OBJECTIVE
Of all the lines in the records, how many hold the word "Shift"? Answer with the number only.
··· WORKING DATA
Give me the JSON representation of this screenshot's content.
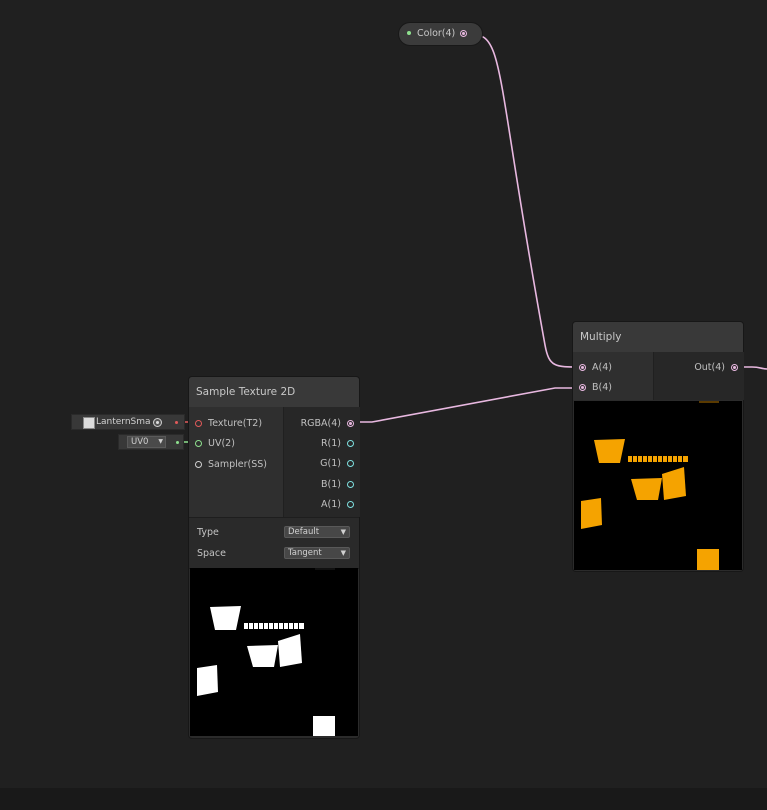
{
  "color_node": {
    "label": "Color(4)"
  },
  "sample_texture": {
    "title": "Sample Texture 2D",
    "inputs": [
      "Texture(T2)",
      "UV(2)",
      "Sampler(SS)"
    ],
    "outputs": [
      "RGBA(4)",
      "R(1)",
      "G(1)",
      "B(1)",
      "A(1)"
    ],
    "properties": [
      {
        "label": "Type",
        "value": "Default"
      },
      {
        "label": "Space",
        "value": "Tangent"
      }
    ],
    "texture_field": "LanternSma",
    "uv_field": "UV0"
  },
  "multiply": {
    "title": "Multiply",
    "inputs": [
      "A(4)",
      "B(4)"
    ],
    "outputs": [
      "Out(4)"
    ]
  },
  "colors": {
    "background": "#202020",
    "wire_color": "#e8b8e0",
    "texture_port": "#e05a5a",
    "uv_port": "#8ee08e",
    "float_port": "#7fe0e0",
    "vector4_port": "#e8b8e0",
    "preview_tint": "#f5a300"
  },
  "icons": [
    "texture-thumbnail-icon",
    "object-picker-icon",
    "chevron-down-icon"
  ]
}
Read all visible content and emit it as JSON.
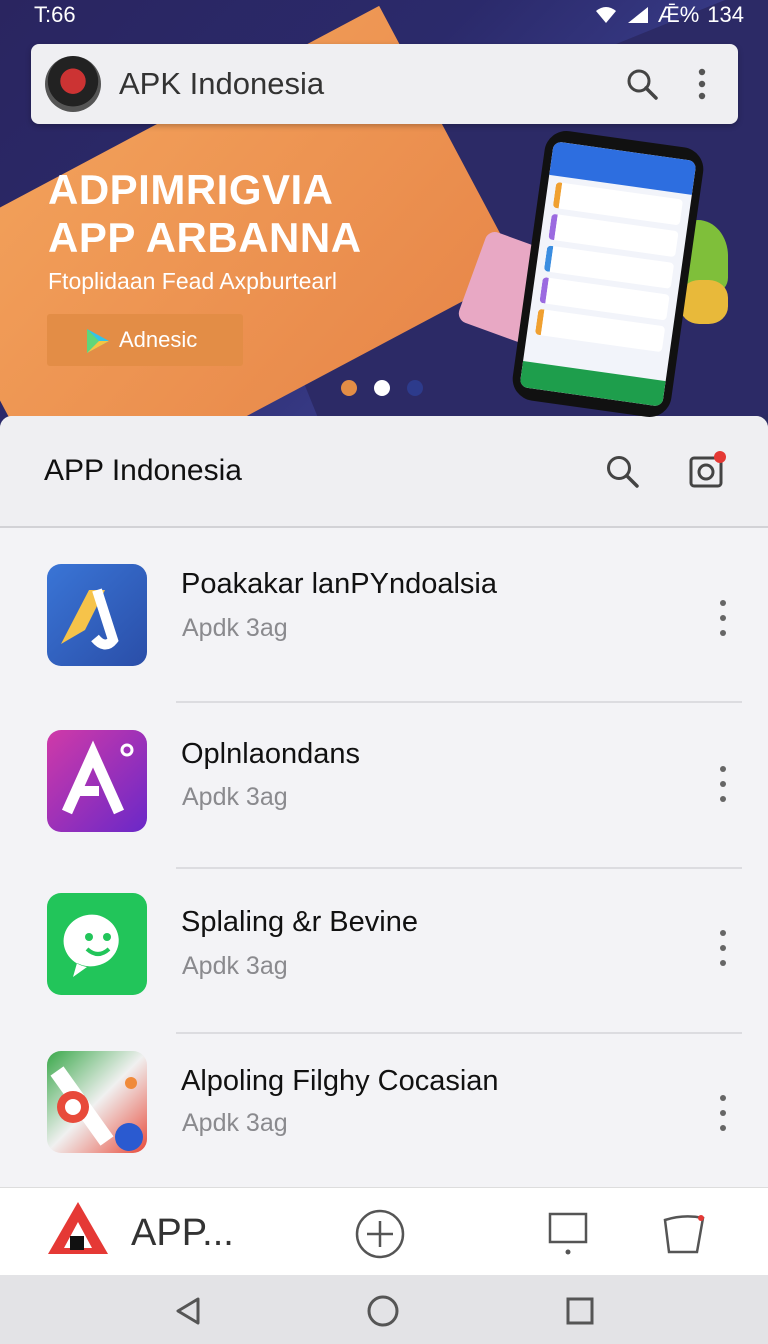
{
  "status_bar": {
    "time": "T:66",
    "right_text": "Ǣ%",
    "battery": "134"
  },
  "search_bar": {
    "title": "APK Indonesia",
    "search_icon": "search-icon",
    "menu_icon": "more-vert-icon"
  },
  "hero": {
    "title_line1": "ADPIMRIGVIA",
    "title_line2": "APP ARBANNA",
    "subtitle": "Ftoplidaan Fead Axpburtearl",
    "button_label": "Adnesic",
    "carousel": {
      "count": 3,
      "active": 1
    },
    "colors": {
      "accent": "#e38d46",
      "background": "#2b2a6b"
    }
  },
  "panel": {
    "title": "APP Indonesia",
    "search_icon": "search-icon",
    "camera_icon": "camera-icon"
  },
  "apps": [
    {
      "name": "Poakakar lanPYndoalsia",
      "subtitle": "Apdk 3ag",
      "icon": "blue-app-icon"
    },
    {
      "name": "Oplnlaondans",
      "subtitle": "Apdk 3ag",
      "icon": "purple-app-icon"
    },
    {
      "name": "Splaling &r Bevine",
      "subtitle": "Apdk 3ag",
      "icon": "green-chat-app-icon"
    },
    {
      "name": "Alpoling Filghy Cocasian",
      "subtitle": "Apdk 3ag",
      "icon": "maps-app-icon"
    }
  ],
  "bottom_nav": {
    "label": "APP...",
    "add_icon": "add-circle-icon",
    "screen_icon": "monitor-icon",
    "bag_icon": "bag-icon"
  },
  "system_nav": {
    "back": "back-icon",
    "home": "home-icon",
    "recents": "recents-icon"
  }
}
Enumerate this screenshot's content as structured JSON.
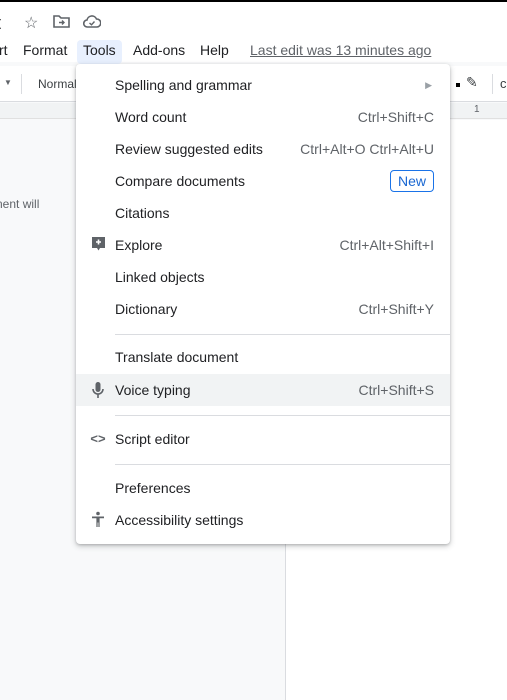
{
  "title": {
    "text": "t",
    "icons": [
      "star-icon",
      "move-to-folder-icon",
      "cloud-saved-icon"
    ]
  },
  "menubar": {
    "items": [
      "rt",
      "Format",
      "Tools",
      "Add-ons",
      "Help"
    ],
    "last_edit": "Last edit was 13 minutes ago"
  },
  "toolbar": {
    "style": "Normal",
    "ruler_mark": "1"
  },
  "doc": {
    "text": "nent will"
  },
  "tools_menu": {
    "items": [
      {
        "label": "Spelling and grammar",
        "submenu": true
      },
      {
        "label": "Word count",
        "shortcut": "Ctrl+Shift+C"
      },
      {
        "label": "Review suggested edits",
        "shortcut": "Ctrl+Alt+O Ctrl+Alt+U"
      },
      {
        "label": "Compare documents",
        "badge": "New"
      },
      {
        "label": "Citations"
      },
      {
        "label": "Explore",
        "shortcut": "Ctrl+Alt+Shift+I",
        "icon": "explore-icon"
      },
      {
        "label": "Linked objects"
      },
      {
        "label": "Dictionary",
        "shortcut": "Ctrl+Shift+Y"
      },
      {
        "label": "Translate document"
      },
      {
        "label": "Voice typing",
        "shortcut": "Ctrl+Shift+S",
        "icon": "microphone-icon",
        "hovered": true
      },
      {
        "label": "Script editor",
        "icon": "code-icon"
      },
      {
        "label": "Preferences"
      },
      {
        "label": "Accessibility settings",
        "icon": "accessibility-icon"
      }
    ]
  },
  "colors": {
    "accent": "#1a73e8",
    "hover": "#f1f3f4",
    "active_menu": "#e8f0fe"
  }
}
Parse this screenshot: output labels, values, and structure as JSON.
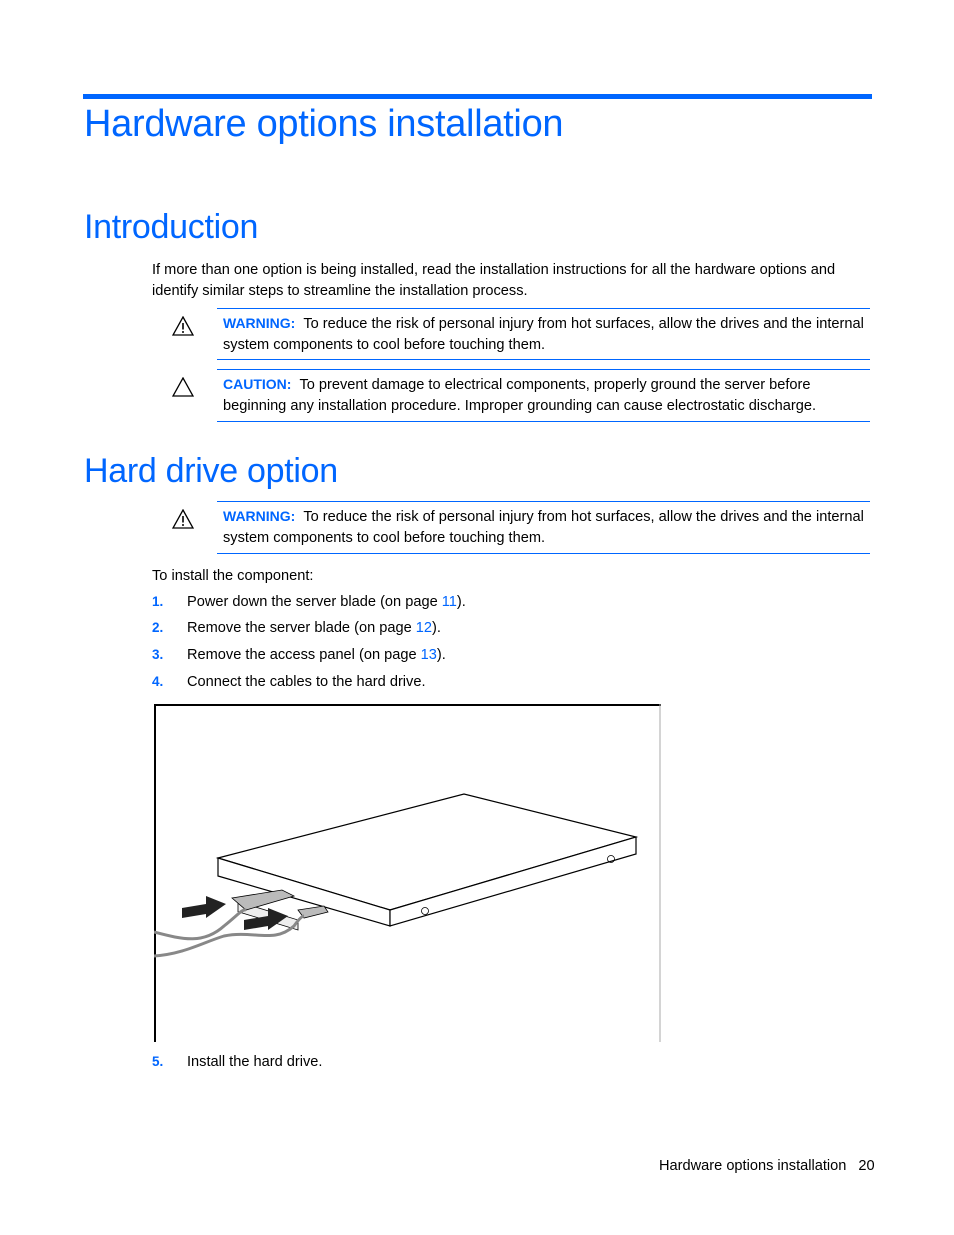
{
  "page": {
    "chapter_title": "Hardware options installation",
    "sections": {
      "introduction": {
        "heading": "Introduction",
        "paragraph": "If more than one option is being installed, read the installation instructions for all the hardware options and identify similar steps to streamline the installation process.",
        "warning": {
          "icon": "warning-triangle-exclamation-icon",
          "label": "WARNING:",
          "text": "To reduce the risk of personal injury from hot surfaces, allow the drives and the internal system components to cool before touching them."
        },
        "caution": {
          "icon": "caution-triangle-icon",
          "label": "CAUTION:",
          "text": "To prevent damage to electrical components, properly ground the server before beginning any installation procedure. Improper grounding can cause electrostatic discharge."
        }
      },
      "hard_drive": {
        "heading": "Hard drive option",
        "warning": {
          "icon": "warning-triangle-exclamation-icon",
          "label": "WARNING:",
          "text": "To reduce the risk of personal injury from hot surfaces, allow the drives and the internal system components to cool before touching them."
        },
        "intro": "To install the component:",
        "steps": [
          {
            "num": "1.",
            "text": "Power down the server blade (on page ",
            "link": "11",
            "after": ")."
          },
          {
            "num": "2.",
            "text": "Remove the server blade (on page ",
            "link": "12",
            "after": ")."
          },
          {
            "num": "3.",
            "text": "Remove the access panel (on page ",
            "link": "13",
            "after": ")."
          },
          {
            "num": "4.",
            "text": "Connect the cables to the hard drive.",
            "link": "",
            "after": ""
          },
          {
            "num": "5.",
            "text": "Install the hard drive.",
            "link": "",
            "after": ""
          }
        ],
        "figure": "hard-drive-cable-connection-illustration"
      }
    },
    "footer": {
      "section": "Hardware options installation",
      "page_number": "20"
    },
    "accent_color": "#0066ff"
  }
}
······
ANSWER FOR THE TASK
4